Oh non, je ne cherche pas. Ma vie est tellement remplie par ailleurs. (Rires.) J’élève un fils, je fais les courses en temps et en heure, j’essaie d’être un bon fils aussi pour mes propres parents. Je suis très heureux avec ce que j’ai déjà. Et je m’en sors pas mal. On s’occupe bien de moi, j’ai mon lot d’amour, et ça me va parfaitement. J’ai des amis qui font ça, qui sont toujours à l’affût des projets qui sont en train de se monter, ils essaient de lire les scénarios, ils vont se présenter d’eux- mêmes à un réalisateur ou quelqu’un de la production. Je ne fais pas ça. En revanche, je fais de mon mieux pour rester en contact avec les réalisateurs brillants pour qui j’ai bossé. Je me disais justement tout à l’heure qu’il fallait que j’envoie un mail à Stephen Frears (avec qui il a collaboré dans TAMARA DREWE, ndlr) – c’est pas pour faire du name dropping, hein – mais j’ai connu avec lui l’une des mes meilleures expériences. Le seul truc pour lequel je suis proactif, c’est le théâtre. J’ai un collaborateur avec qui je travaille en permanence, Robert Woodruff, et nous avons d’ailleurs un projet sur le feu depuis un an environ que nous produirons l’année prochaine. Grâce à cette collaboration, je ne suis jamais oisif, justement.

Vous travaillez parfois avec des jeunes gens qui en sont à leurs débuts, comme Craig Zobel avec COMPLIANCE ou Matt Ruskin avec CROWN HEIGHTS. Avez-vous l’impression que c’est important de soutenir de jeunes cinéastes qui ont besoin d’un coup de main ?
Absolument. Mais je ne le fais pas nécessairement parce que je pense qu’ils ont besoin d’aide, mais parce que j’ai vraiment envie de faire partie de ce qu’ils sont en train de faire. Je trouve les histoires qu’ils veulent raconter particulièrement stimulantes. C’est un honneur de faire partie d’une bonne histoire et donc, quand j’en trouve une et qu’on me demande d’en faire partie, je suis toujours partant. Je suis sur le point de travailler sur le long-métrage d’un jeune réalisateur qui adapte son précédent court-métrage (SKIN de Guy Nattiv, ndlr) – Oren Moverman en est producteur exécutif. Il n’a fait que quelques petits films… Mais je crois dur comme fer à son histoire, comme c’était le cas avec Craig et Matt. C’est très important pour moi de faire ça, de soutenir. Si je crois en quelqu’un en tant qu’artiste, je me fiche de savoir quel âge il a. Je veux être en compagnie de gens qui ont des choses à dire, auxquelles j’adhère.

• [ÉNONCÉ A]
Selon l'extrait, avec quel collaborateur la personne interrogée travaille-t-elle en permanence pour le théâtre ?
L'extrait et les enregistrements proviennent de sources distinctes.

Éléments du jeu de données:
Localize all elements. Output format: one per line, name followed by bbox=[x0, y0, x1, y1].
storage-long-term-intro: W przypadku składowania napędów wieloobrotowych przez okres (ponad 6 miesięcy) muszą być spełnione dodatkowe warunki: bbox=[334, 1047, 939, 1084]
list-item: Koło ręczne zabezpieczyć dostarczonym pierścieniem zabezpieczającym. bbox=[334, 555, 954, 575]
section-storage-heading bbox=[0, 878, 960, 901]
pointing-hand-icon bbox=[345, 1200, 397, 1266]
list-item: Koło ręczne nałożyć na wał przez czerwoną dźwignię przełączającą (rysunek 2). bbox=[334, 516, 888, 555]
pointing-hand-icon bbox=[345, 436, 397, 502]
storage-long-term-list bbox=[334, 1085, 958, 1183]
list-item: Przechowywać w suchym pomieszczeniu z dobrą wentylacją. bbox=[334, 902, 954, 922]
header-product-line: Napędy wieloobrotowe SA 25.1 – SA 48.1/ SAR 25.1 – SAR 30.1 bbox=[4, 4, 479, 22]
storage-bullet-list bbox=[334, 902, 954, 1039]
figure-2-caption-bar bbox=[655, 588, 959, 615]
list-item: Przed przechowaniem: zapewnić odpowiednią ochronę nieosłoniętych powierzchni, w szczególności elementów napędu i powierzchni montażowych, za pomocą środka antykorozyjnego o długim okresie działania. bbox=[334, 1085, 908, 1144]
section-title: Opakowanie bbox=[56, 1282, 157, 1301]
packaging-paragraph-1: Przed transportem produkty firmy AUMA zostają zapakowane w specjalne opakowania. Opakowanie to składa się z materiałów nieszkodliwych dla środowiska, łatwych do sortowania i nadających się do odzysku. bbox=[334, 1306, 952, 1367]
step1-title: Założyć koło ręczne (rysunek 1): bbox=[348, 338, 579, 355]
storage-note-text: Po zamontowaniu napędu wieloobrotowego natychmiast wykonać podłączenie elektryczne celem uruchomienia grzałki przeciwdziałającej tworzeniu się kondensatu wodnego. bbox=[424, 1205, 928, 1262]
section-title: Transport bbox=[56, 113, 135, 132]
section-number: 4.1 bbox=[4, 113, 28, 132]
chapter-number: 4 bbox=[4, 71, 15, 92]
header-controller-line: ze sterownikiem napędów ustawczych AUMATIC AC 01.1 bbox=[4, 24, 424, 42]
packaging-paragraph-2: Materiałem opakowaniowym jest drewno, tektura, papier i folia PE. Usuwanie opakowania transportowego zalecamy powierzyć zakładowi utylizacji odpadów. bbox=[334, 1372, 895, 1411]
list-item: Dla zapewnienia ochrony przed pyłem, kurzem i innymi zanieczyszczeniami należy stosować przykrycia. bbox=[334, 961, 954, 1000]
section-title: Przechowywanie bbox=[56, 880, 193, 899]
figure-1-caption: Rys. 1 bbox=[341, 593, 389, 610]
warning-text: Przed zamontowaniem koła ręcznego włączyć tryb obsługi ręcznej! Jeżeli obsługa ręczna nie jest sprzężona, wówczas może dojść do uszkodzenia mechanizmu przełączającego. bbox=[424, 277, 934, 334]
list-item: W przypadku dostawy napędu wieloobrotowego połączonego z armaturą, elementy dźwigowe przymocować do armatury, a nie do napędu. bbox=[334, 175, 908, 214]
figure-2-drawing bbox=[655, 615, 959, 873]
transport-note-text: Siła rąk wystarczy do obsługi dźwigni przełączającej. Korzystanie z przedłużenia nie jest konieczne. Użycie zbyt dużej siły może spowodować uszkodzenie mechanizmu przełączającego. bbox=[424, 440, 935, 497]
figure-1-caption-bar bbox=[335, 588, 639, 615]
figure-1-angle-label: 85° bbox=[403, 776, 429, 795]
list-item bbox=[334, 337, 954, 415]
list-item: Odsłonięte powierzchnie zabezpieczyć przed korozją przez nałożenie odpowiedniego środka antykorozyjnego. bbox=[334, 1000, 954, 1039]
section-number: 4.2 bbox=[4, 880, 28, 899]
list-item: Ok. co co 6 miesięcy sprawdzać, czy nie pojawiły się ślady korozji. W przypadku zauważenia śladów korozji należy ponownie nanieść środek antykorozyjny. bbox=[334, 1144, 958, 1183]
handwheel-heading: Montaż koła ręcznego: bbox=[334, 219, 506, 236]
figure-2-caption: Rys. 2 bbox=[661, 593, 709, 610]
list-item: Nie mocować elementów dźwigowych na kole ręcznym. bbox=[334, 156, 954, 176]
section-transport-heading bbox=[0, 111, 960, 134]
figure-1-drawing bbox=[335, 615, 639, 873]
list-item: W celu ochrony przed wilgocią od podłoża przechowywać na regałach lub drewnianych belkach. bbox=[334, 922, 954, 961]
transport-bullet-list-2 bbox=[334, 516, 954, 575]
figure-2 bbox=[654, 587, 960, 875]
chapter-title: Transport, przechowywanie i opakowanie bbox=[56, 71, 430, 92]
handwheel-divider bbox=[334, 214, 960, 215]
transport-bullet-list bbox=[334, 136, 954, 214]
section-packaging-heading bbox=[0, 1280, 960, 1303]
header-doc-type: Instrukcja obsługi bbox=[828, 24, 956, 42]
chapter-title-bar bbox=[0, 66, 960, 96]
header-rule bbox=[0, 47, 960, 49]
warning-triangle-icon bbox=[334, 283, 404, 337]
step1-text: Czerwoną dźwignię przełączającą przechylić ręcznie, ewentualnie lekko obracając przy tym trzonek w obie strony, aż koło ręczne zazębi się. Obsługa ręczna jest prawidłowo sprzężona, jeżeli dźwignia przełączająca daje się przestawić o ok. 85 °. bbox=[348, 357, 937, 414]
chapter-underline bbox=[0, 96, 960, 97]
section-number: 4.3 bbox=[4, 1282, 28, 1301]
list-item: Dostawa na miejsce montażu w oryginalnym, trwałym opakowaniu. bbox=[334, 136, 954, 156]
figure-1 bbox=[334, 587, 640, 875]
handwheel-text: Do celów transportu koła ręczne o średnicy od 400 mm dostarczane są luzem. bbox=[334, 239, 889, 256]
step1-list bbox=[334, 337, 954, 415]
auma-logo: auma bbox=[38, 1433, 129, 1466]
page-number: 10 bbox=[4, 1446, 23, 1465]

• [ÉNONCÉ B]
Dans les enregistrements, reproduisez les lignes en commençant au début et en terminant par celle qui contient "storage-bullet-list bbox=[334, 902, 954, 1039]", en substituant "pointer-icon" à "pointing-hand-icon" et sans rien modifier d'autre.

• [RÉSULTAT A]
Robert Woodruff.

• [RÉSULTAT B]
Localize all elements. Output format: one per line, name followed by bbox=[x0, y0, x1, y1].
storage-long-term-intro: W przypadku składowania napędów wieloobrotowych przez okres (ponad 6 miesięcy) muszą być spełnione dodatkowe warunki: bbox=[334, 1047, 939, 1084]
list-item: Koło ręczne zabezpieczyć dostarczonym pierścieniem zabezpieczającym. bbox=[334, 555, 954, 575]
section-storage-heading bbox=[0, 878, 960, 901]
pointer-icon bbox=[345, 1200, 397, 1266]
list-item: Koło ręczne nałożyć na wał przez czerwoną dźwignię przełączającą (rysunek 2). bbox=[334, 516, 888, 555]
pointer-icon bbox=[345, 436, 397, 502]
storage-long-term-list bbox=[334, 1085, 958, 1183]
list-item: Przechowywać w suchym pomieszczeniu z dobrą wentylacją. bbox=[334, 902, 954, 922]
header-product-line: Napędy wieloobrotowe SA 25.1 – SA 48.1/ SAR 25.1 – SAR 30.1 bbox=[4, 4, 479, 22]
storage-bullet-list bbox=[334, 902, 954, 1039]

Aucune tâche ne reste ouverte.